• **Data for processing**
————

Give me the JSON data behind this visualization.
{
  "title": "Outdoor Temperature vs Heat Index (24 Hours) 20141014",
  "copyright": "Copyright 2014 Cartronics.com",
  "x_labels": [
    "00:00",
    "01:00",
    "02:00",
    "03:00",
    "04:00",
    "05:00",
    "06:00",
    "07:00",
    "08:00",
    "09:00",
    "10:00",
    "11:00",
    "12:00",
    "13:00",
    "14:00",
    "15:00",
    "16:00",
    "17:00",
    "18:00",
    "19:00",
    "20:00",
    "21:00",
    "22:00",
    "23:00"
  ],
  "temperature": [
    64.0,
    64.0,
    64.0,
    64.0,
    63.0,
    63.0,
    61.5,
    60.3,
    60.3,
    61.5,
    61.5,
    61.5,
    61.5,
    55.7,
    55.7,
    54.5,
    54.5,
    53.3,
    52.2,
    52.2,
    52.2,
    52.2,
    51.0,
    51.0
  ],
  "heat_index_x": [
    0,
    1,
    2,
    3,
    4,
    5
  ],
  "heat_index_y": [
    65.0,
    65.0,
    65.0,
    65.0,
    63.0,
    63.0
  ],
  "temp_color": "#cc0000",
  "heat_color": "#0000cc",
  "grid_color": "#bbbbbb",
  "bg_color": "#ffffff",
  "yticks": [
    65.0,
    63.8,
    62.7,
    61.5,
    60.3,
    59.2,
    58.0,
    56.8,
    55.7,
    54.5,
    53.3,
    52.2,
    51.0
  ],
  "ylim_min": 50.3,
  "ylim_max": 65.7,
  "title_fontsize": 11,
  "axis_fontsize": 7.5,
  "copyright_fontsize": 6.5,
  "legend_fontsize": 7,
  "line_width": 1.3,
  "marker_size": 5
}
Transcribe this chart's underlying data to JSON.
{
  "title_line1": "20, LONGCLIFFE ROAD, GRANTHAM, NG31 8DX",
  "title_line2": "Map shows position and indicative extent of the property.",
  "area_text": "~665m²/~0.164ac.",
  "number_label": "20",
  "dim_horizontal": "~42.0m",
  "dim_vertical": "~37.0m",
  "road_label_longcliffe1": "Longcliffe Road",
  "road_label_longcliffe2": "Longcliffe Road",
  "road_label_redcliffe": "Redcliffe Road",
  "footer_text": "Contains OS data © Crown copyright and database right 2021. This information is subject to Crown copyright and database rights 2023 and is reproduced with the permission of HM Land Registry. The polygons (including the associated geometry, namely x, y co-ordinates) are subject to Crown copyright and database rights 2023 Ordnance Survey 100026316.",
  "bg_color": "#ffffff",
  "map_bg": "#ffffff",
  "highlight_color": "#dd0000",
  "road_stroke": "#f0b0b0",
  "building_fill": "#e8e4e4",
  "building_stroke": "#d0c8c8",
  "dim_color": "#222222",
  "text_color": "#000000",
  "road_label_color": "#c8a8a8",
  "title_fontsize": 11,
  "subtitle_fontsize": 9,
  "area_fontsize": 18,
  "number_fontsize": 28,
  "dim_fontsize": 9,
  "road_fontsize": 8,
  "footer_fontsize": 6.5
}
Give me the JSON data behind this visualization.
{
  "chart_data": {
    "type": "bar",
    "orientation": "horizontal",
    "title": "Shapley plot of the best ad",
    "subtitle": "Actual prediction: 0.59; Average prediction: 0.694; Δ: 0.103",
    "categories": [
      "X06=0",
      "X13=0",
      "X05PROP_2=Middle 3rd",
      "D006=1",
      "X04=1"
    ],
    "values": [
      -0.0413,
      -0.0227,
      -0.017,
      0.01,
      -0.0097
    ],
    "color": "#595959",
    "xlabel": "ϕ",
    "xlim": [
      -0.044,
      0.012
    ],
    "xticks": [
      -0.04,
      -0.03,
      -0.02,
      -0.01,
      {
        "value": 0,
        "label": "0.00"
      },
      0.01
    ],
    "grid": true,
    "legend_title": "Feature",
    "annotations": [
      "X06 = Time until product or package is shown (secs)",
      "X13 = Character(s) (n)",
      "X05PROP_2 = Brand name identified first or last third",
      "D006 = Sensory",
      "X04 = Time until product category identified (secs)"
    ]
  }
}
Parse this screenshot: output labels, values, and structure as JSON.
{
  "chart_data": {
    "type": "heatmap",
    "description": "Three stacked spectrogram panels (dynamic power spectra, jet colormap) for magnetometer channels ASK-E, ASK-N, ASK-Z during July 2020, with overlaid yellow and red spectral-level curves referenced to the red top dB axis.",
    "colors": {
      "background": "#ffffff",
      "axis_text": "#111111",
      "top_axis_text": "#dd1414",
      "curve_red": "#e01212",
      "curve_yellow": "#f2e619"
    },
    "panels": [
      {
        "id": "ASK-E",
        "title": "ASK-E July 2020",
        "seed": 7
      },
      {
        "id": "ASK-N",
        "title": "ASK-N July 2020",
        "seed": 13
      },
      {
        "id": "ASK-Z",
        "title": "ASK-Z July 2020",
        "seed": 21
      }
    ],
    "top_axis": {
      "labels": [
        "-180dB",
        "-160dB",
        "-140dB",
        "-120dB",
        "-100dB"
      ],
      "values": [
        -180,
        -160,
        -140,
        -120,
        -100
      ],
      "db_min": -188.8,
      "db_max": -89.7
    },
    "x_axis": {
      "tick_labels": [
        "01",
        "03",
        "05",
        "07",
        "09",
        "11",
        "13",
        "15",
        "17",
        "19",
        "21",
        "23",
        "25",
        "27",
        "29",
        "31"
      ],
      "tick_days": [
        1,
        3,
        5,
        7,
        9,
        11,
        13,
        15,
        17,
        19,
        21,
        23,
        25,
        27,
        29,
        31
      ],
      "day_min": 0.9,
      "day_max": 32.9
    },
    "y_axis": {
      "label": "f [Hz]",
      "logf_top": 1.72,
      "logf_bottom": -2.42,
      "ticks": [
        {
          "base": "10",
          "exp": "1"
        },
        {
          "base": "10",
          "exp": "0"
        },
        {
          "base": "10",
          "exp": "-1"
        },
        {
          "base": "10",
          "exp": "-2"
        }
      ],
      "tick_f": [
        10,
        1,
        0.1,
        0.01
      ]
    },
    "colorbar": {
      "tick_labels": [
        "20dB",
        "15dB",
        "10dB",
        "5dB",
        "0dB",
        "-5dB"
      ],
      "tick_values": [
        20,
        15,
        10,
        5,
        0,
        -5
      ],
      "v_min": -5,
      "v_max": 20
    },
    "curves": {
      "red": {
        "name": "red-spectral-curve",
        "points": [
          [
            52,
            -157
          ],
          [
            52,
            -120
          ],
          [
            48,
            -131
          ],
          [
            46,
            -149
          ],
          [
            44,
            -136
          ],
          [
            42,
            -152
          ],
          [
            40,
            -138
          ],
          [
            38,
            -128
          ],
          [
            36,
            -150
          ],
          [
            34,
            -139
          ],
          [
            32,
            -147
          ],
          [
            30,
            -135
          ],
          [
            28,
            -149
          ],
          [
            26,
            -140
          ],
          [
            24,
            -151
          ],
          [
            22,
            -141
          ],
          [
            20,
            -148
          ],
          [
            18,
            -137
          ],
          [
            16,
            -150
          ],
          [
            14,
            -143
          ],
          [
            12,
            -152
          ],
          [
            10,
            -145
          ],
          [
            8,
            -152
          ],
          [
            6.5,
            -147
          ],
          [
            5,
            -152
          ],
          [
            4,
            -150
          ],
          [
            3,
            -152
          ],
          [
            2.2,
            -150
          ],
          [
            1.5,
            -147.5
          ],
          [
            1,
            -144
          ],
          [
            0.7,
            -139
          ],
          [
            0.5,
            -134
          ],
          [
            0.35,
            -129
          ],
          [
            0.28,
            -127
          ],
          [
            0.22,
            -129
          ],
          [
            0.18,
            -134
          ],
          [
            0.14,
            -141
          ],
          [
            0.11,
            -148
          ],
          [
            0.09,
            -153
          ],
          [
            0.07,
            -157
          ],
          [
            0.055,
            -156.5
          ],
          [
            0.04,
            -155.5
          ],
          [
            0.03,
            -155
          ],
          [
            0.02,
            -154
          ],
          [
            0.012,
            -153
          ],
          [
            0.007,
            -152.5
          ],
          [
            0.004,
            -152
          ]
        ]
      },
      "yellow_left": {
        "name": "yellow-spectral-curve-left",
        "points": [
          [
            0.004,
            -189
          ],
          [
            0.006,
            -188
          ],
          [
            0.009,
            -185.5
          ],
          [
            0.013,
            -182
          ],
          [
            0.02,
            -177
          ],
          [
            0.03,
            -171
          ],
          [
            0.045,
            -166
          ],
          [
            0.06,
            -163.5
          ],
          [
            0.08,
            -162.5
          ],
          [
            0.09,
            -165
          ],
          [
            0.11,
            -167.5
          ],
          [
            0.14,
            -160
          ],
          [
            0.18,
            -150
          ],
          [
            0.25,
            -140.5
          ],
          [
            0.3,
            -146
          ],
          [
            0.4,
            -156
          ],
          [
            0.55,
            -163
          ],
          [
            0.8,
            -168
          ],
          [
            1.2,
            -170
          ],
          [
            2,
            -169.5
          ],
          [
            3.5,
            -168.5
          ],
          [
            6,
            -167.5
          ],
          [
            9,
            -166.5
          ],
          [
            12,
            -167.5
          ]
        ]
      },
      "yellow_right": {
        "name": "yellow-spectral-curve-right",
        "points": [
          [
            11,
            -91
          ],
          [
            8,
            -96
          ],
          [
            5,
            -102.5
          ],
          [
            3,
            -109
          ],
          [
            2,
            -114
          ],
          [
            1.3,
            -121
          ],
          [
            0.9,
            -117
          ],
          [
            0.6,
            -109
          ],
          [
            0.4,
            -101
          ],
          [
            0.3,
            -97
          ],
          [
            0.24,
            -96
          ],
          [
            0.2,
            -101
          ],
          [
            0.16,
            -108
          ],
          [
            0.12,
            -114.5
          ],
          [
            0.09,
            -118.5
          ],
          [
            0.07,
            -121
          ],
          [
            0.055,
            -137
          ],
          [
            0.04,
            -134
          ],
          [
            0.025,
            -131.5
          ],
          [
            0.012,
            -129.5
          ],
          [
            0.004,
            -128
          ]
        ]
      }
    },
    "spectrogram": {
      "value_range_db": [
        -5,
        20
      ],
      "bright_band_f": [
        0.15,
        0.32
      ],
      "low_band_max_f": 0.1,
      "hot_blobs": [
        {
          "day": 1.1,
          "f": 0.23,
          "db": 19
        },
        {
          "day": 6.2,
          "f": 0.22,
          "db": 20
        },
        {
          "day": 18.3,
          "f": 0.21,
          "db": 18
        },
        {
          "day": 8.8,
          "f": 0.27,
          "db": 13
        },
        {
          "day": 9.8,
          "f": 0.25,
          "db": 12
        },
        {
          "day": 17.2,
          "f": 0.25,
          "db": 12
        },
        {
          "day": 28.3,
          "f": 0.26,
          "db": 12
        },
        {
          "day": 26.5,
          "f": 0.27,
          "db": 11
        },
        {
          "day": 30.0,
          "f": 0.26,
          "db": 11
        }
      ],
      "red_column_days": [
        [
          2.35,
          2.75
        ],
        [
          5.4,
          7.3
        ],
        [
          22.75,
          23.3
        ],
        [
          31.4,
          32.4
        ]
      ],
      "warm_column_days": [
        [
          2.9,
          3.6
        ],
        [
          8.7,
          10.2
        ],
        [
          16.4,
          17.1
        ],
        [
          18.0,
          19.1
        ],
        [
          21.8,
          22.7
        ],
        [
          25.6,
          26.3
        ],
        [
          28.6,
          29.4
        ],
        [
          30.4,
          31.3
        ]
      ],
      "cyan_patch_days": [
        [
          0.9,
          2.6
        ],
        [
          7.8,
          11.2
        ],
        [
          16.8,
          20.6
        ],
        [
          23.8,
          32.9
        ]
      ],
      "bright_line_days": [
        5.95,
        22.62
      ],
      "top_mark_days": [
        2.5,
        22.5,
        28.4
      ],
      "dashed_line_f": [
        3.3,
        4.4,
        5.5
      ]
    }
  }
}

————

• **What you are asked to do**
Each line in the listing above that contains "identified" should be copied.

• **Finished task**
      "X05PROP_2 = Brand name identified first or last third",
      "X04 = Time until product category identified (secs)"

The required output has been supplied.